> [AIM OF THE EXERCISE]: No images are to be carried over; print all other material exactly as it stands.

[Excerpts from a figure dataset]
....

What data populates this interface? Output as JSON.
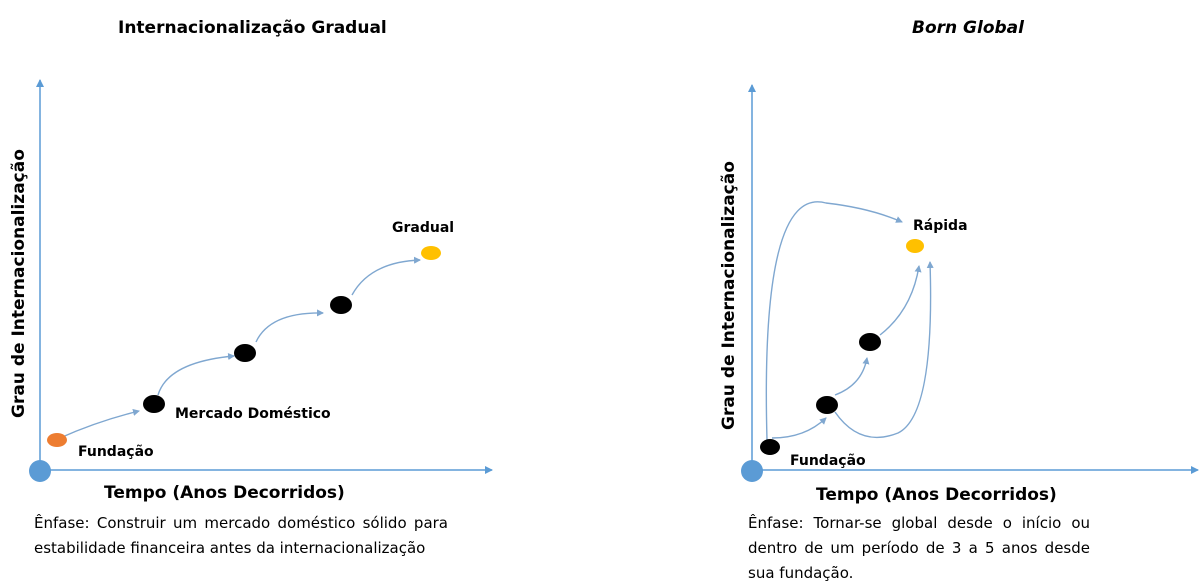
{
  "gradual": {
    "title": "Internacionalização Gradual",
    "y_axis_label": "Grau de Internacionalização",
    "x_axis_label": "Tempo (Anos Decorridos)",
    "labels": {
      "start": "Fundação",
      "domestic": "Mercado Doméstico",
      "end": "Gradual"
    },
    "emphasis": "Ênfase: Construir um mercado doméstico sólido para estabilidade financeira antes da internacionalização"
  },
  "born_global": {
    "title": "Born Global",
    "y_axis_label": "Grau de Internacionalização",
    "x_axis_label": "Tempo (Anos Decorridos)",
    "labels": {
      "start": "Fundação",
      "end": "Rápida"
    },
    "emphasis": "Ênfase: Tornar-se global desde o início ou dentro de um período de 3 a 5 anos desde sua fundação."
  },
  "colors": {
    "axis": "#5b9bd5",
    "origin": "#5b9bd5",
    "start_point": "#ed7d31",
    "milestone": "#000000",
    "end_point": "#ffc000",
    "arrow": "#7fa7d0"
  }
}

....

> [TASK ANSWER]:
What data populates this interface? Output as JSON.
{
  "gradual": {
    "title": "Internacionalização Gradual",
    "y_axis_label": "Grau de Internacionalização",
    "x_axis_label": "Tempo (Anos Decorridos)",
    "labels": {
      "start": "Fundação",
      "domestic": "Mercado Doméstico",
      "end": "Gradual"
    },
    "emphasis": "Ênfase: Construir um mercado doméstico sólido para estabilidade financeira antes da internacionalização"
  },
  "born_global": {
    "title": "Born Global",
    "y_axis_label": "Grau de Internacionalização",
    "x_axis_label": "Tempo (Anos Decorridos)",
    "labels": {
      "start": "Fundação",
      "end": "Rápida"
    },
    "emphasis": "Ênfase: Tornar-se global desde o início ou dentro de um período de 3 a 5 anos desde sua fundação."
  },
  "colors": {
    "axis": "#5b9bd5",
    "origin": "#5b9bd5",
    "start_point": "#ed7d31",
    "milestone": "#000000",
    "end_point": "#ffc000",
    "arrow": "#7fa7d0"
  }
}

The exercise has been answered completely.